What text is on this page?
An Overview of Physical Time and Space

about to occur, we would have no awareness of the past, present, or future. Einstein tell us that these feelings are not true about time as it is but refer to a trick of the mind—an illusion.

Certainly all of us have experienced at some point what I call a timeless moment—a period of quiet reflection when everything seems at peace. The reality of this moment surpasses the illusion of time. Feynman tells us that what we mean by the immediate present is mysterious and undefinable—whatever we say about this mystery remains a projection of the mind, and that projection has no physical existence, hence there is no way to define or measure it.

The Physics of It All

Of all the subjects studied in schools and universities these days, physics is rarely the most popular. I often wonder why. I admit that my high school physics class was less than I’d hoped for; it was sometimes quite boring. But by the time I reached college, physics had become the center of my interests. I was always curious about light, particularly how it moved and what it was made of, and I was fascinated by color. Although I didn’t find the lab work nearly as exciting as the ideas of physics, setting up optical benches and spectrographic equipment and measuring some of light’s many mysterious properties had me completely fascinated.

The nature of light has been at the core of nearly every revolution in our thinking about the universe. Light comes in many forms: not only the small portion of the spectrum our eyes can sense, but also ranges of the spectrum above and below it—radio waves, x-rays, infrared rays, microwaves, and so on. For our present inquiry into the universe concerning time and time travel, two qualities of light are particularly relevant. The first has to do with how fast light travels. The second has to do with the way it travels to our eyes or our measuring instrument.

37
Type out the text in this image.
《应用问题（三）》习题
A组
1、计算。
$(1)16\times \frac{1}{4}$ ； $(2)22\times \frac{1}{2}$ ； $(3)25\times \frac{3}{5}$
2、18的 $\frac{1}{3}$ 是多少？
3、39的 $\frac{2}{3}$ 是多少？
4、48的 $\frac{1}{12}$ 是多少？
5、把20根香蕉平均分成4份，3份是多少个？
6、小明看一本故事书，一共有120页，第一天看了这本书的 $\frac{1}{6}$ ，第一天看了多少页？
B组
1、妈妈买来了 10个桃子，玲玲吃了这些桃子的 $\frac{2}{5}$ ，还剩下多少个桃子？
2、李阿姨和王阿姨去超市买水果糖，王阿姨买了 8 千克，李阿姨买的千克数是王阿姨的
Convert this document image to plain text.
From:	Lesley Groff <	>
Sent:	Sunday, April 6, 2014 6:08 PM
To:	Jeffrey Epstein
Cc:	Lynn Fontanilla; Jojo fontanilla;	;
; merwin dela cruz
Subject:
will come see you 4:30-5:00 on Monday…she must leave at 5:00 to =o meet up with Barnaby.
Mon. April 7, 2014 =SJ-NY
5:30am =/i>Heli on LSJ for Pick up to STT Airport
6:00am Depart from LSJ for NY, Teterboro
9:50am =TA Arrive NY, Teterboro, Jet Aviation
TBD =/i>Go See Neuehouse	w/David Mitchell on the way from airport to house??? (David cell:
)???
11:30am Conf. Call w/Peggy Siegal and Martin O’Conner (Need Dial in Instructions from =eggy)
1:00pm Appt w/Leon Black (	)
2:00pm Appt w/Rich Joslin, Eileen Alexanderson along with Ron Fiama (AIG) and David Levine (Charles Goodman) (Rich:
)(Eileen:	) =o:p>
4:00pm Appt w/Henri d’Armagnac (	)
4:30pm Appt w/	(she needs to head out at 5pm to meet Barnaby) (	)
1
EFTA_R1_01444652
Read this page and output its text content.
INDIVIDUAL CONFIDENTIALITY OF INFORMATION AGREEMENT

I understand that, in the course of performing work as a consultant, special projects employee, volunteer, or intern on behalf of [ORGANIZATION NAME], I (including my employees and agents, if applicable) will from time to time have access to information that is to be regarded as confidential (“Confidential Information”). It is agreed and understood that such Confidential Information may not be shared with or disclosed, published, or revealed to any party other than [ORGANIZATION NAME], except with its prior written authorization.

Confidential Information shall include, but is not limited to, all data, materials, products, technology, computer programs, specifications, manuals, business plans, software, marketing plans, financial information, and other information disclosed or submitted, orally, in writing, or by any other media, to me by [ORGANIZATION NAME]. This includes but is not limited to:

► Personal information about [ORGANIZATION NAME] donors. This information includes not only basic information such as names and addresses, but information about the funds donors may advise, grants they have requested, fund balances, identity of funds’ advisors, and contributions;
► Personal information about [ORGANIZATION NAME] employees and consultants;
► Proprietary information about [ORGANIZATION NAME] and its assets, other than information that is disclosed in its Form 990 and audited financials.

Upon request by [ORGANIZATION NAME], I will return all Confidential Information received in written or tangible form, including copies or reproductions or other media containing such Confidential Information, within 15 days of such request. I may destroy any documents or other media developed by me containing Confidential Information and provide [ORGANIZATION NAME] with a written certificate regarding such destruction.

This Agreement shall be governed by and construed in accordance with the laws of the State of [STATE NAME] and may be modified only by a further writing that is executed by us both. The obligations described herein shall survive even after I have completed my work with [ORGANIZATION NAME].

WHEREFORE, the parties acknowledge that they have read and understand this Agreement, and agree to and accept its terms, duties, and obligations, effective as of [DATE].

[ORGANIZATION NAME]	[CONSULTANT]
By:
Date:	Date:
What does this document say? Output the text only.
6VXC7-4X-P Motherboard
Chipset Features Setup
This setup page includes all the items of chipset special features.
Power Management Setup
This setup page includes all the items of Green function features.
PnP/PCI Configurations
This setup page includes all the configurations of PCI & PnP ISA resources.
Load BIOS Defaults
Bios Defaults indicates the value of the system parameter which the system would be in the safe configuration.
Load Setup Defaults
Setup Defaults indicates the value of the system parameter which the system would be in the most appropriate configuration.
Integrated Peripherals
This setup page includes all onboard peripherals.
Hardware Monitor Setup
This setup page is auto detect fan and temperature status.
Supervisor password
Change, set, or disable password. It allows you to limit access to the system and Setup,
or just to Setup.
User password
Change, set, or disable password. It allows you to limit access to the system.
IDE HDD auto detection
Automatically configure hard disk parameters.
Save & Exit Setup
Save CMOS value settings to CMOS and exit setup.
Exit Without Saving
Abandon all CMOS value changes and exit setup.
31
# # # # #
What you are asked to do >> Output the full listing without altering anything.

Written response >>
What text is on this page?
An Overview of Physical Time and Space

about to occur, we would have no awareness of the past, present, or future. Einstein tell us that these feelings are not true about time as it is but refer to a trick of the mind—an illusion.

Certainly all of us have experienced at some point what I call a timeless moment—a period of quiet reflection when everything seems at peace. The reality of this moment surpasses the illusion of time. Feynman tells us that what we mean by the immediate present is mysterious and undefinable—whatever we say about this mystery remains a projection of the mind, and that projection has no physical existence, hence there is no way to define or measure it.

The Physics of It All

Of all the subjects studied in schools and universities these days, physics is rarely the most popular. I often wonder why. I admit that my high school physics class was less than I’d hoped for; it was sometimes quite boring. But by the time I reached college, physics had become the center of my interests. I was always curious about light, particularly how it moved and what it was made of, and I was fascinated by color. Although I didn’t find the lab work nearly as exciting as the ideas of physics, setting up optical benches and spectrographic equipment and measuring some of light’s many mysterious properties had me completely fascinated.

The nature of light has been at the core of nearly every revolution in our thinking about the universe. Light comes in many forms: not only the small portion of the spectrum our eyes can sense, but also ranges of the spectrum above and below it—radio waves, x-rays, infrared rays, microwaves, and so on. For our present inquiry into the universe concerning time and time travel, two qualities of light are particularly relevant. The first has to do with how fast light travels. The second has to do with the way it travels to our eyes or our measuring instrument.

37
Type out the text in this image.
《应用问题（三）》习题
A组
1、计算。
$(1)16\times \frac{1}{4}$ ； $(2)22\times \frac{1}{2}$ ； $(3)25\times \frac{3}{5}$
2、18的 $\frac{1}{3}$ 是多少？
3、39的 $\frac{2}{3}$ 是多少？
4、48的 $\frac{1}{12}$ 是多少？
5、把20根香蕉平均分成4份，3份是多少个？
6、小明看一本故事书，一共有120页，第一天看了这本书的 $\frac{1}{6}$ ，第一天看了多少页？
B组
1、妈妈买来了 10个桃子，玲玲吃了这些桃子的 $\frac{2}{5}$ ，还剩下多少个桃子？
2、李阿姨和王阿姨去超市买水果糖，王阿姨买了 8 千克，李阿姨买的千克数是王阿姨的
Convert this document image to plain text.
From:	Lesley Groff <	>
Sent:	Sunday, April 6, 2014 6:08 PM
To:	Jeffrey Epstein
Cc:	Lynn Fontanilla; Jojo fontanilla;	;
; merwin dela cruz
Subject:
will come see you 4:30-5:00 on Monday…she must leave at 5:00 to =o meet up with Barnaby.
Mon. April 7, 2014 =SJ-NY
5:30am =/i>Heli on LSJ for Pick up to STT Airport
6:00am Depart from LSJ for NY, Teterboro
9:50am =TA Arrive NY, Teterboro, Jet Aviation
TBD =/i>Go See Neuehouse	w/David Mitchell on the way from airport to house??? (David cell:
)???
11:30am Conf. Call w/Peggy Siegal and Martin O’Conner (Need Dial in Instructions from =eggy)
1:00pm Appt w/Leon Black (	)
2:00pm Appt w/Rich Joslin, Eileen Alexanderson along with Ron Fiama (AIG) and David Levine (Charles Goodman) (Rich:
)(Eileen:	) =o:p>
4:00pm Appt w/Henri d’Armagnac (	)
4:30pm Appt w/	(she needs to head out at 5pm to meet Barnaby) (	)
1
EFTA_R1_01444652
Read this page and output its text content.
INDIVIDUAL CONFIDENTIALITY OF INFORMATION AGREEMENT

I understand that, in the course of performing work as a consultant, special projects employee, volunteer, or intern on behalf of [ORGANIZATION NAME], I (including my employees and agents, if applicable) will from time to time have access to information that is to be regarded as confidential (“Confidential Information”). It is agreed and understood that such Confidential Information may not be shared with or disclosed, published, or revealed to any party other than [ORGANIZATION NAME], except with its prior written authorization.

Confidential Information shall include, but is not limited to, all data, materials, products, technology, computer programs, specifications, manuals, business plans, software, marketing plans, financial information, and other information disclosed or submitted, orally, in writing, or by any other media, to me by [ORGANIZATION NAME]. This includes but is not limited to:

► Personal information about [ORGANIZATION NAME] donors. This information includes not only basic information such as names and addresses, but information about the funds donors may advise, grants they have requested, fund balances, identity of funds’ advisors, and contributions;
► Personal information about [ORGANIZATION NAME] employees and consultants;
► Proprietary information about [ORGANIZATION NAME] and its assets, other than information that is disclosed in its Form 990 and audited financials.

Upon request by [ORGANIZATION NAME], I will return all Confidential Information received in written or tangible form, including copies or reproductions or other media containing such Confidential Information, within 15 days of such request. I may destroy any documents or other media developed by me containing Confidential Information and provide [ORGANIZATION NAME] with a written certificate regarding such destruction.

This Agreement shall be governed by and construed in accordance with the laws of the State of [STATE NAME] and may be modified only by a further writing that is executed by us both. The obligations described herein shall survive even after I have completed my work with [ORGANIZATION NAME].

WHEREFORE, the parties acknowledge that they have read and understand this Agreement, and agree to and accept its terms, duties, and obligations, effective as of [DATE].

[ORGANIZATION NAME]	[CONSULTANT]
By:
Date:	Date:
What does this document say? Output the text only.
6VXC7-4X-P Motherboard
Chipset Features Setup
This setup page includes all the items of chipset special features.
Power Management Setup
This setup page includes all the items of Green function features.
PnP/PCI Configurations
This setup page includes all the configurations of PCI & PnP ISA resources.
Load BIOS Defaults
Bios Defaults indicates the value of the system parameter which the system would be in the safe configuration.
Load Setup Defaults
Setup Defaults indicates the value of the system parameter which the system would be in the most appropriate configuration.
Integrated Peripherals
This setup page includes all onboard peripherals.
Hardware Monitor Setup
This setup page is auto detect fan and temperature status.
Supervisor password
Change, set, or disable password. It allows you to limit access to the system and Setup,
or just to Setup.
User password
Change, set, or disable password. It allows you to limit access to the system.
IDE HDD auto detection
Automatically configure hard disk parameters.
Save & Exit Setup
Save CMOS value settings to CMOS and exit setup.
Exit Without Saving
Abandon all CMOS value changes and exit setup.
31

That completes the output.